------ Data lines ------
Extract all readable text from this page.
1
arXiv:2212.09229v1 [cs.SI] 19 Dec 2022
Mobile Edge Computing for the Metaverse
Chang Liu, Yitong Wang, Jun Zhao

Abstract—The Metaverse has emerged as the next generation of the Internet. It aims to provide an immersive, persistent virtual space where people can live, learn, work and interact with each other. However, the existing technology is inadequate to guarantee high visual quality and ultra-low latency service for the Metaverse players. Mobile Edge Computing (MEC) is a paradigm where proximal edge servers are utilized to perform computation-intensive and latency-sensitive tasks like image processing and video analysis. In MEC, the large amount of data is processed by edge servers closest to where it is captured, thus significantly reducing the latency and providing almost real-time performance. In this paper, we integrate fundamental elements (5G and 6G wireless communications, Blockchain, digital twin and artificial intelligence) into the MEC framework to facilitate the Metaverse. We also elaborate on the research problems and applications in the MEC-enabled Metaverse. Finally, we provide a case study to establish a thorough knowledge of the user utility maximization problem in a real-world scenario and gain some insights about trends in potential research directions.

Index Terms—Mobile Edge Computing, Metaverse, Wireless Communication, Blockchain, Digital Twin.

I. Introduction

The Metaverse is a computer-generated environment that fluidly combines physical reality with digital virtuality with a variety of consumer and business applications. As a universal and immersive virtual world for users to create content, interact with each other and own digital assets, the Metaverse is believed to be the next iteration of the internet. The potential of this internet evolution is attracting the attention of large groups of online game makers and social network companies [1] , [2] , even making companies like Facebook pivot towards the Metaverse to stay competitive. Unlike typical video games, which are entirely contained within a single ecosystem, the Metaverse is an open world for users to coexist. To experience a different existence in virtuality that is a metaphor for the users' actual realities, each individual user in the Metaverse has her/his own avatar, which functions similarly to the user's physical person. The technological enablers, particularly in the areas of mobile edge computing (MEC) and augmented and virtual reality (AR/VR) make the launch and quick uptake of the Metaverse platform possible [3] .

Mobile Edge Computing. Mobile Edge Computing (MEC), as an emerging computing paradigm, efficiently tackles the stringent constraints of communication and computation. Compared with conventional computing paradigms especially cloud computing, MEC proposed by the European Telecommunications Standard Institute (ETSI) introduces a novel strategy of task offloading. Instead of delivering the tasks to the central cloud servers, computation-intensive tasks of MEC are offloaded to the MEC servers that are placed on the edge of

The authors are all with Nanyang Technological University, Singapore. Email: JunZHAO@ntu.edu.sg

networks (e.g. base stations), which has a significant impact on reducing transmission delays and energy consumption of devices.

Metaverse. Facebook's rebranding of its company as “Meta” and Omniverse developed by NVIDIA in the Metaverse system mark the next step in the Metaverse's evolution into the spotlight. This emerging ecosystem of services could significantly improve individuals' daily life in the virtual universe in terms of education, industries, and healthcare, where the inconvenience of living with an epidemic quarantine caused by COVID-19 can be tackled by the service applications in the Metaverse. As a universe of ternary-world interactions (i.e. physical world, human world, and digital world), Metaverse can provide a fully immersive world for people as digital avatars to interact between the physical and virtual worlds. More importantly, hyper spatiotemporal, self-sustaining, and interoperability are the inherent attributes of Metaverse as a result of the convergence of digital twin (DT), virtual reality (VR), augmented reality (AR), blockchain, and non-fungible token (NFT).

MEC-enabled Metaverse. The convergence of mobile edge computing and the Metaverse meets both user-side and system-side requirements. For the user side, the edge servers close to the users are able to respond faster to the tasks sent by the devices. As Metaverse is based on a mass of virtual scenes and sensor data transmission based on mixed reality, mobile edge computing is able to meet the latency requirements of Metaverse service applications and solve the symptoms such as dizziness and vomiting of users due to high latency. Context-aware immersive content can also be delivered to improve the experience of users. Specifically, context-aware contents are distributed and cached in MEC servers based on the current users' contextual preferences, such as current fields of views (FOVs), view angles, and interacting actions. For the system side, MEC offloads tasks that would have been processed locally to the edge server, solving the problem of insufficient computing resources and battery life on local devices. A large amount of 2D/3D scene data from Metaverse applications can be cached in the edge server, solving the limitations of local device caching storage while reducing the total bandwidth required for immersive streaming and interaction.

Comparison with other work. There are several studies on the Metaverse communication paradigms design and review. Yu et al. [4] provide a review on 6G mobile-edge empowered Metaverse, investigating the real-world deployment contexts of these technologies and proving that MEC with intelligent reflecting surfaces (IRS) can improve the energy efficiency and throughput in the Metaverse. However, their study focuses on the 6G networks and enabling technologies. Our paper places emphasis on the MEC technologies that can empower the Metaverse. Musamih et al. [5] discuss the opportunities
------
What you need to do:
Say how many lines have the string "significantly" in them, offering no words beyond the number.

Solution for this exercise:
2